* **Job**
Print the data exactly as it is given, please.

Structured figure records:
--- START ---
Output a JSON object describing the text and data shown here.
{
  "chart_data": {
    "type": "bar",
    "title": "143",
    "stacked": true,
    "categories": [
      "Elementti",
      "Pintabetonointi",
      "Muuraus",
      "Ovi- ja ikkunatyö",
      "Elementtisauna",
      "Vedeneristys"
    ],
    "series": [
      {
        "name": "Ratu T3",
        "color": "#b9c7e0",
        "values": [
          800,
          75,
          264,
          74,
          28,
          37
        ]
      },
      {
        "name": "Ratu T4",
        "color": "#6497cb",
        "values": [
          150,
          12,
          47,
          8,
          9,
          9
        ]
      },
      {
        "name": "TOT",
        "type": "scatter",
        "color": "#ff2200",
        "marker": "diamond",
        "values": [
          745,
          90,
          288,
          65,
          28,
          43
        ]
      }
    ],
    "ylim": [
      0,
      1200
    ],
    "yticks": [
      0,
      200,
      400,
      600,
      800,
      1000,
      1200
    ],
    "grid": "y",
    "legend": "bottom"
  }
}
--- END ---
* **Answer for the task**
Output a JSON object describing the text and data shown here.
{
  "chart_data": {
    "type": "bar",
    "title": "143",
    "stacked": true,
    "categories": [
      "Elementti",
      "Pintabetonointi",
      "Muuraus",
      "Ovi- ja ikkunatyö",
      "Elementtisauna",
      "Vedeneristys"
    ],
    "series": [
      {
        "name": "Ratu T3",
        "color": "#b9c7e0",
        "values": [
          800,
          75,
          264,
          74,
          28,
          37
        ]
      },
      {
        "name": "Ratu T4",
        "color": "#6497cb",
        "values": [
          150,
          12,
          47,
          8,
          9,
          9
        ]
      },
      {
        "name": "TOT",
        "type": "scatter",
        "color": "#ff2200",
        "marker": "diamond",
        "values": [
          745,
          90,
          288,
          65,
          28,
          43
        ]
      }
    ],
    "ylim": [
      0,
      1200
    ],
    "yticks": [
      0,
      200,
      400,
      600,
      800,
      1000,
      1200
    ],
    "grid": "y",
    "legend": "bottom"
  }
}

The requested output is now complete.